• [What needs to be done]
Lay out every line of these records as a numbered list, leaving out any blank lines.

• [Dataset extract]
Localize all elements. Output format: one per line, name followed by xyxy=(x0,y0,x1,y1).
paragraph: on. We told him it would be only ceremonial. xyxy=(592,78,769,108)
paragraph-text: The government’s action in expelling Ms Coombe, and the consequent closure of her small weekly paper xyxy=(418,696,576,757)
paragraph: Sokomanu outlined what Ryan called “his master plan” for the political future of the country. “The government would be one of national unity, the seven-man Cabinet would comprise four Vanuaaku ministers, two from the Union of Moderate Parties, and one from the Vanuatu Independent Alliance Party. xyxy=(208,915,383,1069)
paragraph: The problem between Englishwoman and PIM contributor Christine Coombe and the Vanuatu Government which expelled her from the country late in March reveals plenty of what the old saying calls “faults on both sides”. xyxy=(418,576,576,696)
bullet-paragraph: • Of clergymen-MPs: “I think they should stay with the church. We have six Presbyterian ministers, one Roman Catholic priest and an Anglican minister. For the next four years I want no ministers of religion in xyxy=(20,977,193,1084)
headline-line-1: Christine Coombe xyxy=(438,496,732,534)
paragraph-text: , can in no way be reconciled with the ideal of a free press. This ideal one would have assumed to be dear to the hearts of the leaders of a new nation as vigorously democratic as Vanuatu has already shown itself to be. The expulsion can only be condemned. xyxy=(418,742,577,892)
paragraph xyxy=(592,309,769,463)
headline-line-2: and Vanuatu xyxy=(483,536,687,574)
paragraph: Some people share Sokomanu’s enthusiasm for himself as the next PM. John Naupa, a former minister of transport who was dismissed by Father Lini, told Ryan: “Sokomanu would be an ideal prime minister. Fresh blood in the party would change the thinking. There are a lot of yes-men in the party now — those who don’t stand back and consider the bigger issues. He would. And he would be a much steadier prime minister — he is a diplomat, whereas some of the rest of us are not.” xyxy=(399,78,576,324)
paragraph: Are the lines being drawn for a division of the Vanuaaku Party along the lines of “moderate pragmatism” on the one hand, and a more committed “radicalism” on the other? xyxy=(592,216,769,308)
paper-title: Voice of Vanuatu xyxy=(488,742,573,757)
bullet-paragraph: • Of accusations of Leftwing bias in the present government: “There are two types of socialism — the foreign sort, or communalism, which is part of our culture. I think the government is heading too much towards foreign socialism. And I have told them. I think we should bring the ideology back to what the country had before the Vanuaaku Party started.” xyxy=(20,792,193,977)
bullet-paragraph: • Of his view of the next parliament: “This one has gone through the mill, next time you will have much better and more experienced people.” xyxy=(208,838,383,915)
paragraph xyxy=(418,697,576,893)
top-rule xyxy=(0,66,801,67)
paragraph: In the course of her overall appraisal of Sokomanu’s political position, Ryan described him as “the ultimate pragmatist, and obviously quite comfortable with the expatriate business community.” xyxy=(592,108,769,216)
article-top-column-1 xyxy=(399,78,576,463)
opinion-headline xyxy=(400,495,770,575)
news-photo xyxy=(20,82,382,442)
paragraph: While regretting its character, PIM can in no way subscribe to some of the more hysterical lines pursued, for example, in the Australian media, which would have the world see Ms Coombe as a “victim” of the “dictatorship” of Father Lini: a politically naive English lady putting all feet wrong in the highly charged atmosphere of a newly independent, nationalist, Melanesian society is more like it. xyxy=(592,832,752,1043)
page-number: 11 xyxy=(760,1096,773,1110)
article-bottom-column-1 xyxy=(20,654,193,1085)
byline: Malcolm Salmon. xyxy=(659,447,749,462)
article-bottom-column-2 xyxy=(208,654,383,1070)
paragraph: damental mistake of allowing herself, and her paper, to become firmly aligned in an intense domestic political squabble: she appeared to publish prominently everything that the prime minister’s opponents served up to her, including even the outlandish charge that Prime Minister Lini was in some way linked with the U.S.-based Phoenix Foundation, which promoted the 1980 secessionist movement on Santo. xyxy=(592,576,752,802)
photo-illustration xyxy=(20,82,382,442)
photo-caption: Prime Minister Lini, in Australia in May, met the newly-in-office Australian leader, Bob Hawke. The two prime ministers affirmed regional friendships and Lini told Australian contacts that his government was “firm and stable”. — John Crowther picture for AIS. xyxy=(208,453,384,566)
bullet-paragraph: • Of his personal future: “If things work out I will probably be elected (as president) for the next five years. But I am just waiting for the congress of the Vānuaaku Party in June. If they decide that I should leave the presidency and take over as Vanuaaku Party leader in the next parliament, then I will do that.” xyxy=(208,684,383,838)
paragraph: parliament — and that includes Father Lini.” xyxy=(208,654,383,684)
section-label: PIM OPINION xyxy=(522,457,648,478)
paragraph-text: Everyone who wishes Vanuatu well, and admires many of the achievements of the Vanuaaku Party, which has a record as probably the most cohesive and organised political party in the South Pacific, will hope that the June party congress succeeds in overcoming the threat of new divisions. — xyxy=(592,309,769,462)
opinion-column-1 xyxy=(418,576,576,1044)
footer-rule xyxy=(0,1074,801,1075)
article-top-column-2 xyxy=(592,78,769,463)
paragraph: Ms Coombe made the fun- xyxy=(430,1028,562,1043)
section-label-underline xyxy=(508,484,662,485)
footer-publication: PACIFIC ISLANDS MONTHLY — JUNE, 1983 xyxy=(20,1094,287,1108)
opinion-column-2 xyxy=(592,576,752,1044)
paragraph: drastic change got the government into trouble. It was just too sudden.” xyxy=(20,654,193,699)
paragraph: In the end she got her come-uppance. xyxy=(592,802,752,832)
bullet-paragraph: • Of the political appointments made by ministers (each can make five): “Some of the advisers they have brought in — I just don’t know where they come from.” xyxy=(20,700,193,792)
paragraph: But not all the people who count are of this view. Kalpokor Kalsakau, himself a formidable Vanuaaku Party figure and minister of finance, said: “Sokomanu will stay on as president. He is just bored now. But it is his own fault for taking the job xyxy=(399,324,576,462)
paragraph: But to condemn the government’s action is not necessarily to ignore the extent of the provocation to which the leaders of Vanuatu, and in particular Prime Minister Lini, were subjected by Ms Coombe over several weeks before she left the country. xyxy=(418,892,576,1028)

• [Exercise solution]
1. Localize all elements. Output format: one per line, name followed by xyxy=(x0,y0,x1,y1).
2. paragraph: on. We told him it would be only ceremonial. xyxy=(592,78,769,108)
3. paragraph-text: The government’s action in expelling Ms Coombe, and the consequent closure of her small weekly paper xyxy=(418,696,576,757)
4. paragraph: Sokomanu outlined what Ryan called “his master plan” for the political future of the country. “The government would be one of national unity, the seven-man Cabinet would comprise four Vanuaaku ministers, two from the Union of Moderate Parties, and one from the Vanuatu Independent Alliance Party. xyxy=(208,915,383,1069)
5. paragraph: The problem between Englishwoman and PIM contributor Christine Coombe and the Vanuatu Government which expelled her from the country late in March reveals plenty of what the old saying calls “faults on both sides”. xyxy=(418,576,576,696)
6. bullet-paragraph: • Of clergymen-MPs: “I think they should stay with the church. We have six Presbyterian ministers, one Roman Catholic priest and an Anglican minister. For the next four years I want no ministers of religion in xyxy=(20,977,193,1084)
7. headline-line-1: Christine Coombe xyxy=(438,496,732,534)
8. paragraph-text: , can in no way be reconciled with the ideal of a free press. This ideal one would have assumed to be dear to the hearts of the leaders of a new nation as vigorously democratic as Vanuatu has already shown itself to be. The expulsion can only be condemned. xyxy=(418,742,577,892)
9. paragraph xyxy=(592,309,769,463)
10. headline-line-2: and Vanuatu xyxy=(483,536,687,574)
11. paragraph: Some people share Sokomanu’s enthusiasm for himself as the next PM. John Naupa, a former minister of transport who was dismissed by Father Lini, told Ryan: “Sokomanu would be an ideal prime minister. Fresh blood in the party would change the thinking. There are a lot of yes-men in the party now — those who don’t stand back and consider the bigger issues. He would. And he would be a much steadier prime minister — he is a diplomat, whereas some of the rest of us are not.” xyxy=(399,78,576,324)
12. paragraph: Are the lines being drawn for a division of the Vanuaaku Party along the lines of “moderate pragmatism” on the one hand, and a more committed “radicalism” on the other? xyxy=(592,216,769,308)
13. paper-title: Voice of Vanuatu xyxy=(488,742,573,757)
14. bullet-paragraph: • Of accusations of Leftwing bias in the present government: “There are two types of socialism — the foreign sort, or communalism, which is part of our culture. I think the government is heading too much towards foreign socialism. And I have told them. I think we should bring the ideology back to what the country had before the Vanuaaku Party started.” xyxy=(20,792,193,977)
15. bullet-paragraph: • Of his view of the next parliament: “This one has gone through the mill, next time you will have much better and more experienced people.” xyxy=(208,838,383,915)
16. paragraph xyxy=(418,697,576,893)
17. top-rule xyxy=(0,66,801,67)
18. paragraph: In the course of her overall appraisal of Sokomanu’s political position, Ryan described him as “the ultimate pragmatist, and obviously quite comfortable with the expatriate business community.” xyxy=(592,108,769,216)
19. article-top-column-1 xyxy=(399,78,576,463)
20. opinion-headline xyxy=(400,495,770,575)
21. news-photo xyxy=(20,82,382,442)
22. paragraph: While regretting its character, PIM can in no way subscribe to some of the more hysterical lines pursued, for example, in the Australian media, which would have the world see Ms Coombe as a “victim” of the “dictatorship” of Father Lini: a politically naive English lady putting all feet wrong in the highly charged atmosphere of a newly independent, nationalist, Melanesian society is more like it. xyxy=(592,832,752,1043)
23. page-number: 11 xyxy=(760,1096,773,1110)
24. article-bottom-column-1 xyxy=(20,654,193,1085)
25. byline: Malcolm Salmon. xyxy=(659,447,749,462)
26. article-bottom-column-2 xyxy=(208,654,383,1070)
27. paragraph: damental mistake of allowing herself, and her paper, to become firmly aligned in an intense domestic political squabble: she appeared to publish prominently everything that the prime minister’s opponents served up to her, including even the outlandish charge that Prime Minister Lini was in some way linked with the U.S.-based Phoenix Foundation, which promoted the 1980 secessionist movement on Santo. xyxy=(592,576,752,802)
28. photo-illustration xyxy=(20,82,382,442)
29. photo-caption: Prime Minister Lini, in Australia in May, met the newly-in-office Australian leader, Bob Hawke. The two prime ministers affirmed regional friendships and Lini told Australian contacts that his government was “firm and stable”. — John Crowther picture for AIS. xyxy=(208,453,384,566)
30. bullet-paragraph: • Of his personal future: “If things work out I will probably be elected (as president) for the next five years. But I am just waiting for the congress of the Vānuaaku Party in June. If they decide that I should leave the presidency and take over as Vanuaaku Party leader in the next parliament, then I will do that.” xyxy=(208,684,383,838)
31. paragraph: parliament — and that includes Father Lini.” xyxy=(208,654,383,684)
32. section-label: PIM OPINION xyxy=(522,457,648,478)
33. paragraph-text: Everyone who wishes Vanuatu well, and admires many of the achievements of the Vanuaaku Party, which has a record as probably the most cohesive and organised political party in the South Pacific, will hope that the June party congress succeeds in overcoming the threat of new divisions. — xyxy=(592,309,769,462)
34. opinion-column-1 xyxy=(418,576,576,1044)
35. footer-rule xyxy=(0,1074,801,1075)
36. article-top-column-2 xyxy=(592,78,769,463)
37. paragraph: Ms Coombe made the fun- xyxy=(430,1028,562,1043)
38. section-label-underline xyxy=(508,484,662,485)
39. footer-publication: PACIFIC ISLANDS MONTHLY — JUNE, 1983 xyxy=(20,1094,287,1108)
40. opinion-column-2 xyxy=(592,576,752,1044)
41. paragraph: drastic change got the government into trouble. It was just too sudden.” xyxy=(20,654,193,699)
42. paragraph: In the end she got her come-uppance. xyxy=(592,802,752,832)
43. bullet-paragraph: • Of the political appointments made by ministers (each can make five): “Some of the advisers they have brought in — I just don’t know where they come from.” xyxy=(20,700,193,792)
44. paragraph: But not all the people who count are of this view. Kalpokor Kalsakau, himself a formidable Vanuaaku Party figure and minister of finance, said: “Sokomanu will stay on as president. He is just bored now. But it is his own fault for taking the job xyxy=(399,324,576,462)
45. paragraph: But to condemn the government’s action is not necessarily to ignore the extent of the provocation to which the leaders of Vanuatu, and in particular Prime Minister Lini, were subjected by Ms Coombe over several weeks before she left the country. xyxy=(418,892,576,1028)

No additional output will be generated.